## YOUR OBJECTIVE
Reproduce the rows without any change, starting at the first row and ending at the row that contains "job-4-description: Departamento de", with both of those rows included.

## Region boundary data

--------------------------------------------------

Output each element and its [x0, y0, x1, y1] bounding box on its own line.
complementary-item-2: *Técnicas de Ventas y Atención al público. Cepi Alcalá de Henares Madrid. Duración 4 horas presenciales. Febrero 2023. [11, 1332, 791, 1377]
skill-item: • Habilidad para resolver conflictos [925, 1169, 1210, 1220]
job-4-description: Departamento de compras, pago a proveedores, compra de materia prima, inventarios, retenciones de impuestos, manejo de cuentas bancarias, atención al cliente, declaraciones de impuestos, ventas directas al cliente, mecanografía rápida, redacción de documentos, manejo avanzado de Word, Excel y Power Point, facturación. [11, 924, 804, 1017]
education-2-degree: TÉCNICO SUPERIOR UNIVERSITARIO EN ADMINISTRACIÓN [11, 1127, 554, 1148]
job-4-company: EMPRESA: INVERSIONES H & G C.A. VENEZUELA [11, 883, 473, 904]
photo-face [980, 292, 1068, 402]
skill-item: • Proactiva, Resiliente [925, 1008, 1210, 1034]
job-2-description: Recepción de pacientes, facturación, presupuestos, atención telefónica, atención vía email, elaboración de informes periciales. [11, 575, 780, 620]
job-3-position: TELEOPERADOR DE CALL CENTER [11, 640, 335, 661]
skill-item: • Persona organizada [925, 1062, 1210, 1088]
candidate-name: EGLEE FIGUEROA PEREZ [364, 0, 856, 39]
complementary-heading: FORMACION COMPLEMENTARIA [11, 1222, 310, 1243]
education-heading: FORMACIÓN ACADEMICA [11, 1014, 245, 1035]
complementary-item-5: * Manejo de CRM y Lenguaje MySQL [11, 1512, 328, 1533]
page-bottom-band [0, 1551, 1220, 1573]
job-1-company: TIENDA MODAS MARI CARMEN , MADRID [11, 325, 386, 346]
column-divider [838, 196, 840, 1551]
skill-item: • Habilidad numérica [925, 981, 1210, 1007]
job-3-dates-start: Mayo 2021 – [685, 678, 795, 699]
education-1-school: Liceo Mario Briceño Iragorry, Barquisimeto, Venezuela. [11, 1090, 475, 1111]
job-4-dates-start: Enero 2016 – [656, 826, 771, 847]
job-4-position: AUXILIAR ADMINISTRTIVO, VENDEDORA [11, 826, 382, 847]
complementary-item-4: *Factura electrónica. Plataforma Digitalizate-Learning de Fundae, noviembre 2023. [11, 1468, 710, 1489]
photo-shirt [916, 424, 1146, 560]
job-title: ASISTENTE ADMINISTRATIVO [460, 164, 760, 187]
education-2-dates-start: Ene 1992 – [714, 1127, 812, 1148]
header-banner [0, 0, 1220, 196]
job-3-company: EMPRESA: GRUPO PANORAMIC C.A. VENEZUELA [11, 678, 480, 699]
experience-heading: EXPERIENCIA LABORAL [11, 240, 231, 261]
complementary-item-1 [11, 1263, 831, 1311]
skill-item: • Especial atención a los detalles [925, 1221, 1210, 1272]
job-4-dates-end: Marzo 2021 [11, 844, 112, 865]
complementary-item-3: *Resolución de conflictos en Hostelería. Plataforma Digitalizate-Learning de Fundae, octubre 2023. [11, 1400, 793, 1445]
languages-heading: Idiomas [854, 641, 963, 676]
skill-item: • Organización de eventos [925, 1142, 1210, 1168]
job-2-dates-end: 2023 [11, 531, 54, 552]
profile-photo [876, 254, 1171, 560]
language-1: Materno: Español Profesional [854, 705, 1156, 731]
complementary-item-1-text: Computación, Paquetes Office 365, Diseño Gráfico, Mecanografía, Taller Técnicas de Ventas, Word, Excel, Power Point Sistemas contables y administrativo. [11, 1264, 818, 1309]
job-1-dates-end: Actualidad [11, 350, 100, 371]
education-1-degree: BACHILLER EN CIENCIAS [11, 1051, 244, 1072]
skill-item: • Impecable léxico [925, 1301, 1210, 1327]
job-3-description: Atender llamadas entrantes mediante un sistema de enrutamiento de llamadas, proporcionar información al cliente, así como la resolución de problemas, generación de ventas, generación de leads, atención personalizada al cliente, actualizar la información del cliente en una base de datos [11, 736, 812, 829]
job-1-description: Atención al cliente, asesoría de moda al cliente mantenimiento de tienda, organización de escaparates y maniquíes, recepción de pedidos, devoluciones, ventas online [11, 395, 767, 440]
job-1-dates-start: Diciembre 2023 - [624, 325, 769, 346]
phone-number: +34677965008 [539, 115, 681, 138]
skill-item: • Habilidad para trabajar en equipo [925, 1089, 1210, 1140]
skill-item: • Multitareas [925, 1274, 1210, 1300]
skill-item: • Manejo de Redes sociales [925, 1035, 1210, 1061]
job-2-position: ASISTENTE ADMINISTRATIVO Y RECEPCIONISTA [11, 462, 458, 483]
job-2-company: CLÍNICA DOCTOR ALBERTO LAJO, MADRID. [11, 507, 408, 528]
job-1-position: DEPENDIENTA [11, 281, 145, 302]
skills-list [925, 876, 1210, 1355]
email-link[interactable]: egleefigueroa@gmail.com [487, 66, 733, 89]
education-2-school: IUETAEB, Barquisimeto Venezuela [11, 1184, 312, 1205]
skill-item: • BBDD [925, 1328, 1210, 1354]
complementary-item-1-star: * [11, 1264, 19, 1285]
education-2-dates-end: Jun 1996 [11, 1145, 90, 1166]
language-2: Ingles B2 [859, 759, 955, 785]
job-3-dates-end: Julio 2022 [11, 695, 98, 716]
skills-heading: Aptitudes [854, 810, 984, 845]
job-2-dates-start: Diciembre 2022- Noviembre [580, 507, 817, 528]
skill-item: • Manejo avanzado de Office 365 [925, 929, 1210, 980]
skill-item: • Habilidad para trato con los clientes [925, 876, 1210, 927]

--------------------------------------------------

## CORRECT ANSWER
Output each element and its [x0, y0, x1, y1] bounding box on its own line.
complementary-item-2: *Técnicas de Ventas y Atención al público. Cepi Alcalá de Henares Madrid. Duración 4 horas presenciales. Febrero 2023. [11, 1332, 791, 1377]
skill-item: • Habilidad para resolver conflictos [925, 1169, 1210, 1220]
job-4-description: Departamento de compras, pago a proveedores, compra de materia prima, inventarios, retenciones de impuestos, manejo de cuentas bancarias, atención al cliente, declaraciones de impuestos, ventas directas al cliente, mecanografía rápida, redacción de documentos, manejo avanzado de Word, Excel y Power Point, facturación. [11, 924, 804, 1017]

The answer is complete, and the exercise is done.